The Arrangement Agreement also provides that, in certain specified circumstances, Petrominerales will pay Pacific Rubiales a non-completion fee of U.S.$60 million, and a reciprocal non-completion fee is payable by Pacific Rubiales to Petrominerales in certain specified circumstances. In addition, the Arrangement Agreement provides for an irrevocable offer by Pacific Rubiales to purchase Petrominerales' equity interest in the OCENSA pipeline if the Arrangement is not completed by December 10, 2013 for any reason, provided that: (i) Petrominerales has not entered into an agreement to sell its OCENSA equity interest to a third party, and (ii) the Arrangement Agreement has not terminated due to the fault of Petrominerales. The Arrangement Agreement includes customary provisions, including those related to no solicitation of alternative transactions, right to match superior proposals and fiduciary-out provisions. A copy of the Arrangement Agreement will be filed by Petrominerales on SEDAR and will be reviewable under Petrominerales' profile at www.sedar.com.
Board of Director Recommendation and Financial Advisors
The board of directors of Petrominerales, having received a fairness opinion in connection with the Arrangement, has unanimously approved the Arrangement Agreement and recommend that the shareholders of Petrominerales vote in favour of the Arrangement.
Bank of America Merrill Lynch acted as exclusive financial advisor to Pacific Rubiales in connection with the transaction. Norton Rose Fulbright Canada LLP acted as Pacific Rubiales' exclusive transaction counsel.
Support Agreements
The Arrangement has the support of executive officers and directors of Petrominerales who collectively hold approximately 4% of the fully diluted common shares of Petrominerales. Each of the aforementioned executive officers and directors has entered into support agreements to vote in favour of the Arrangement.
Conference Call
Pacific Rubiales has scheduled a telephone conference call for investors and analysts on Monday September 30, 2013 at 8:00am (Bogotá time), 9:00am (Toronto time) and 10:00am (Rio de Janeiro time) to discuss the Arrangement. Participants will include Ronald Pantin, Chief Executive Officer, and selected members of senior management. Additional details will be published via news release prior to the conference call.
About Pacific Rubiales
Pacific Rubiales, a Canadian company and producer of natural gas and crude oil, owns 100% of Meta Petroleum Corp., which operates the Rubiales, Piriri and Quifa heavy oil fields in the Llanos Basin, and 100% of Pacific Stratus Energy Colombia Corp., which operates the La Creciente natural gas field in the northwestern area of Colombia. Pacific Rubiales has also acquired 100% of PetroMagdalena Energy Corp., which owns light oil assets in Colombia, and 100% of C&C Energia Ltd., which owns light oil assets in the Llanos Basin. In addition, the Company has a diversified portfolio of assets beyond Colombia, which includes producing and exploration assets in Peru, Guatemala, Brazil, Guyana and Papua New Guinea.
About Petrominerales
Petrominerales Ltd. is a Latin American focused exploration and production company with a high-quality land base of exploration and development opportunities in Colombia, Peru and Brazil.

• Using the information
A – Answer these questions from the arrangement announcement, one line each:
(i) How large is the non-completion fee Petrominerales would pay Pacific Rubiales?
(ii) What share of Petrominerales' fully diluted common shares do the executive officers and directors backing the Arrangement hold together?
(iii) Who served as exclusive financial advisor to Pacific Rubiales on the transaction?
B – Translate this sentence from the arrangement announcement into Spanish: "Petrominerales Ltd. is a Latin American focused exploration and production company with a high-quality land base of exploration and development opportunities in Colombia, Peru and Brazil."
C – Write down, word for word, the part of the arrangement announcement from "About Petrominerales" to "Peru and Brazil.".

• Available data
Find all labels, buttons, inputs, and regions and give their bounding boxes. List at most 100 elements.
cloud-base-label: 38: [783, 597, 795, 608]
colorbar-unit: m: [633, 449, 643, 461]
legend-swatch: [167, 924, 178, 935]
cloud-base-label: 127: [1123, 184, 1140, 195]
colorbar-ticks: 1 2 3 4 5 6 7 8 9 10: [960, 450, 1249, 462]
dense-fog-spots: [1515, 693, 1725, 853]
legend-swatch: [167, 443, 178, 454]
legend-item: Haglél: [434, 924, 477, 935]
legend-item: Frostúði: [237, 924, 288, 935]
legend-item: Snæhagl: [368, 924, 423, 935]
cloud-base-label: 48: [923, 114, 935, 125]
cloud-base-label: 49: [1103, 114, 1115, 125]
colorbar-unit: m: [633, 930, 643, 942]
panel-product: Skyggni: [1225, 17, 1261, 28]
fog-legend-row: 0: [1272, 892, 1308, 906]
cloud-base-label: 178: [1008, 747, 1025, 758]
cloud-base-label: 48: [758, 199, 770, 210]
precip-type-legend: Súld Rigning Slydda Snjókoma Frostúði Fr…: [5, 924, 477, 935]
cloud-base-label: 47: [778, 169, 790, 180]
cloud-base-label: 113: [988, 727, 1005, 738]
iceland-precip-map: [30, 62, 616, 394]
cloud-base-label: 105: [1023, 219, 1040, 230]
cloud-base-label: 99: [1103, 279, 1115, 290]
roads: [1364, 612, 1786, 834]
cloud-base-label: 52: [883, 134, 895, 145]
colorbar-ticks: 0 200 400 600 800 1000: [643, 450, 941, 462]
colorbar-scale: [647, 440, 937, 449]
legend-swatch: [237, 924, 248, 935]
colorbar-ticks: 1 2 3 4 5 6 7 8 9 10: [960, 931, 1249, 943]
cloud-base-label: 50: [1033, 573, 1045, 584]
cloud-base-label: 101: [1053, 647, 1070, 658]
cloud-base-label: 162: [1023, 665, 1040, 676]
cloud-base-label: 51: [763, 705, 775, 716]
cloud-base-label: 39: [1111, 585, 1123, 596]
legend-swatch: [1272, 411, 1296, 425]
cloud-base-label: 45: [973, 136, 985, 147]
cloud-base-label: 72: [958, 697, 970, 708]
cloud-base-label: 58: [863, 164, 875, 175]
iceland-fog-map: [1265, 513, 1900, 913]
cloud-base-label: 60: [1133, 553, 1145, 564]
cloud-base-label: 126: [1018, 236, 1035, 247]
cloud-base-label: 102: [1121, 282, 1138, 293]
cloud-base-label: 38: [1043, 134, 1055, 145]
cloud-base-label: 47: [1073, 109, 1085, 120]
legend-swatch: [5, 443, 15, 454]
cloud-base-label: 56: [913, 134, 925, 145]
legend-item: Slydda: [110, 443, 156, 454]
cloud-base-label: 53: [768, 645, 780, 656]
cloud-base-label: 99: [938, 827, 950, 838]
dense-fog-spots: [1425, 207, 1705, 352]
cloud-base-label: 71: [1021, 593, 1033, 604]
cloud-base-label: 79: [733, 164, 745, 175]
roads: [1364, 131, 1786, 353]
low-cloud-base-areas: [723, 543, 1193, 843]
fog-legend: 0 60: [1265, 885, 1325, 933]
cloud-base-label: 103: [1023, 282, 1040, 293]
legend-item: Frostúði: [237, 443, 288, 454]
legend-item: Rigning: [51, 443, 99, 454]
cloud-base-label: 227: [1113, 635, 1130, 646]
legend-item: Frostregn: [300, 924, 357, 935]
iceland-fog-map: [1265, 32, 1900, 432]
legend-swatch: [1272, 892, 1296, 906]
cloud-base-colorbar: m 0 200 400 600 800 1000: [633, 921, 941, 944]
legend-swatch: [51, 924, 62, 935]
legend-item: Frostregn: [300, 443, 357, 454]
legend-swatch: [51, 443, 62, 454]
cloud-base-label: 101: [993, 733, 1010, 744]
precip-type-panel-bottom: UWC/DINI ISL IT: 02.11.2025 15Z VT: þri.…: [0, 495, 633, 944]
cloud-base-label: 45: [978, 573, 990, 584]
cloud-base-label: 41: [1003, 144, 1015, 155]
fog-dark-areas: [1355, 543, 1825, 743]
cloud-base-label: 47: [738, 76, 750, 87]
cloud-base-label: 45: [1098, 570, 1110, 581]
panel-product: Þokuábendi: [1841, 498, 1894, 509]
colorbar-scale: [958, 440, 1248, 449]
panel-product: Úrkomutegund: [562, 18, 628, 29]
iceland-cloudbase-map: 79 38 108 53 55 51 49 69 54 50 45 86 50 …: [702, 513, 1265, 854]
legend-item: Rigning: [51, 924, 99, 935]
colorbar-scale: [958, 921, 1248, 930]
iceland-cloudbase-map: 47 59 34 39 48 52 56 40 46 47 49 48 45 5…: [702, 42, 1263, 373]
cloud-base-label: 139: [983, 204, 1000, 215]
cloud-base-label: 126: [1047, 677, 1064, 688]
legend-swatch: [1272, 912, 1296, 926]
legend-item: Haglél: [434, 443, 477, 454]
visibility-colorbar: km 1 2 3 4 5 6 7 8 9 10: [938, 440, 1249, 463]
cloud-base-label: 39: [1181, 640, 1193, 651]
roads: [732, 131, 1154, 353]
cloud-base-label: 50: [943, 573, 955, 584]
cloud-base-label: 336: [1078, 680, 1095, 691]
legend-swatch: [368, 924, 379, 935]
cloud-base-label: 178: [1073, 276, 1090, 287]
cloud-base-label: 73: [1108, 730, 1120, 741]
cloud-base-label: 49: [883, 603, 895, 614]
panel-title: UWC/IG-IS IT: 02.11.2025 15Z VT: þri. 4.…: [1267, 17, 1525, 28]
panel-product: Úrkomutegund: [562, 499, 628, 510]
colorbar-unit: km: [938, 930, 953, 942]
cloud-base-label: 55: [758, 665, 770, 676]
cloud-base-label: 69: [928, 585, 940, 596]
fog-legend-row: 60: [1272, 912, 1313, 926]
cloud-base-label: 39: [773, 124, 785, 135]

• Your responses
A –
(i) U.S.$60 million
(ii) Approximately 4%
(iii) Bank of America Merrill Lynch

B – Petrominerales Ltd. es una compañía de exploración y producción enfocada en América Latina, con una base de terrenos de alta calidad con oportunidades de exploración y desarrollo en Colombia, Perú y Brasil.

C –
About Petrominerales
Petrominerales Ltd. is a Latin American focused exploration and production company with a high-quality land base of exploration and development opportunities in Colombia, Peru and Brazil.